*Page*.
════════════════

The fifth and sixth chapters of Ecclesiastes contain some of the hardest, most sobering teachings about wealth in all of Scripture. Those passages make it clear that wealth is a responsibility, and it’s easy for that responsibility to lead some people off a spiritual (and financial) cliff. Like I said, money is dangerous, and if you see yourself as the owner instead of the manager, wealth will lead you into trouble every time. However, if you keep your perspective straight—if you are always aware of the fact that you’re just a steward of what God owns—then you have every right to enjoy the blessings and benefits of that gift.

════════════════

*Recorded data*.

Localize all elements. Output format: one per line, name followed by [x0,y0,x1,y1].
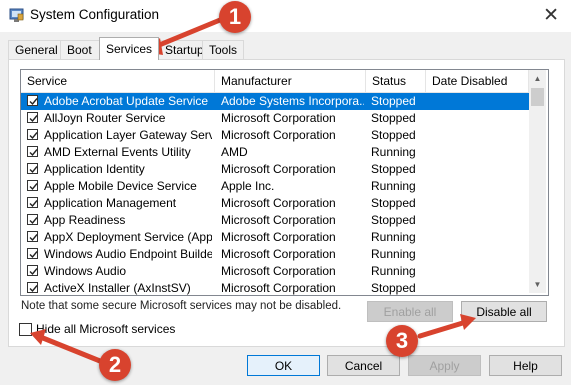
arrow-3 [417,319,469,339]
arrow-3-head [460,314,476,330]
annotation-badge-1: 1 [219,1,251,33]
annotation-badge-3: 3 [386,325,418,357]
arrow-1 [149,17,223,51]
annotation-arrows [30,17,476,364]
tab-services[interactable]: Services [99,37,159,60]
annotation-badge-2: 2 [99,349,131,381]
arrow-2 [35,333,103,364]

════════════════

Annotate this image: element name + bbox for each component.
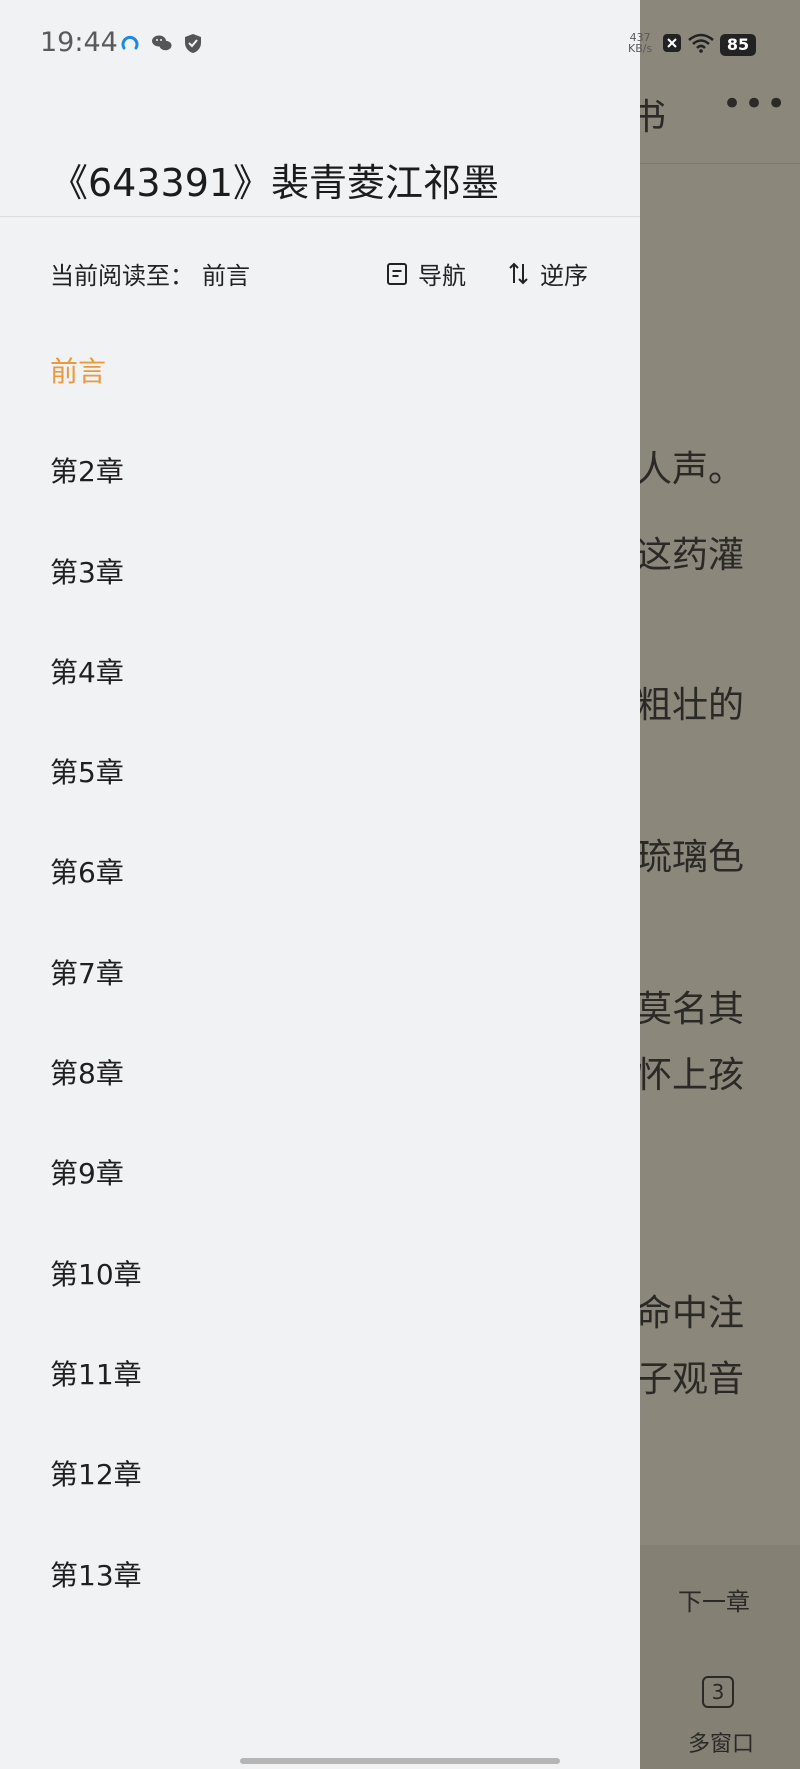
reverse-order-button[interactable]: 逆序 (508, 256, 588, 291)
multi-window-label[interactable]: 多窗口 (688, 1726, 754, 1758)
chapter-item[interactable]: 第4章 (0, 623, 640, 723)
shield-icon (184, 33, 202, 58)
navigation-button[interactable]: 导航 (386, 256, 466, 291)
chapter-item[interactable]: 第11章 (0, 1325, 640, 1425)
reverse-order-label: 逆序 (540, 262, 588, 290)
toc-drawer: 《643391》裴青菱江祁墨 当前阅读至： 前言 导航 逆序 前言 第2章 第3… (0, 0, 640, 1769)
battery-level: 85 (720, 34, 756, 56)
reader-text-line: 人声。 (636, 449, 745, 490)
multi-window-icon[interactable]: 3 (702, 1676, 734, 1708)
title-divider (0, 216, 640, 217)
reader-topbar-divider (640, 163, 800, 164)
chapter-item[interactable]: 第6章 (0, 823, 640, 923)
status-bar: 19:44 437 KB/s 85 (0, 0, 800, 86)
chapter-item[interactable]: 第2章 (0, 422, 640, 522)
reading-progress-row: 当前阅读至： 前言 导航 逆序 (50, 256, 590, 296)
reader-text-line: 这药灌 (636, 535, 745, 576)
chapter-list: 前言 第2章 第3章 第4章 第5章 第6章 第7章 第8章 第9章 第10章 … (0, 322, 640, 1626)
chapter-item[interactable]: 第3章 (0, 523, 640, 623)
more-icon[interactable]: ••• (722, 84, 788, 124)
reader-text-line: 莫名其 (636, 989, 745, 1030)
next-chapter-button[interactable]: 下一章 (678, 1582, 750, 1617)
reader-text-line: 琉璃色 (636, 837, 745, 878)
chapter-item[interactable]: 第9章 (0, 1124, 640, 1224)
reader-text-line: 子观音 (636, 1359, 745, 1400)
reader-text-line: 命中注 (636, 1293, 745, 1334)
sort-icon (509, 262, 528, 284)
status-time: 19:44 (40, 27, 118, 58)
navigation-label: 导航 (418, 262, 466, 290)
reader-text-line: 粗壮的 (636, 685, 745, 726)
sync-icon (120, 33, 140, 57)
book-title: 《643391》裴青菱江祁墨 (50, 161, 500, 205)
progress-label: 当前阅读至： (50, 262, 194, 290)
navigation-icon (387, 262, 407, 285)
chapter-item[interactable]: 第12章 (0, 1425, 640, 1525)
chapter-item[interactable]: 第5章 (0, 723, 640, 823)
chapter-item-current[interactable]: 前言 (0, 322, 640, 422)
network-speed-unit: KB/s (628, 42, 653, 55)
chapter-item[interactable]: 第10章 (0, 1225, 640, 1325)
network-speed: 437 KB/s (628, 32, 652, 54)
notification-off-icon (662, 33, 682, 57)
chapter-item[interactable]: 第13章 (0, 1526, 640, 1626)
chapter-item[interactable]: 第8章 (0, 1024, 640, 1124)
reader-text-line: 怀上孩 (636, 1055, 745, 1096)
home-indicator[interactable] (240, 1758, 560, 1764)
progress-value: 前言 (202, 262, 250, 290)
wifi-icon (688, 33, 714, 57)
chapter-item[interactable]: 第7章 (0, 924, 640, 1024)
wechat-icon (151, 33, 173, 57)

════════════════

*Exercise requirements*.
(a) Copy word for word the stretch of the passage on wealth from "The fifth and" through "of that gift.".
(b) Which chapters of Ecclesiastes does the passage on wealth say hold some of the hardest teachings about wealth?
The rows have no connection to the passage on wealth.

*Outputs in order*.
(a)
The fifth and sixth chapters of Ecclesiastes contain some of the hardest, most sobering teachings about wealth in all of Scripture. Those passages make it clear that wealth is a responsibility, and it’s easy for that responsibility to lead some people off a spiritual (and financial) cliff. Like I said, money is dangerous, and if you see yourself as the owner instead of the manager, wealth will lead you into trouble every time. However, if you keep your perspective straight—if you are always aware of the fact that you’re just a steward of what God owns—then you have every right to enjoy the blessings and benefits of that gift.

(b) The fifth and sixth chapters.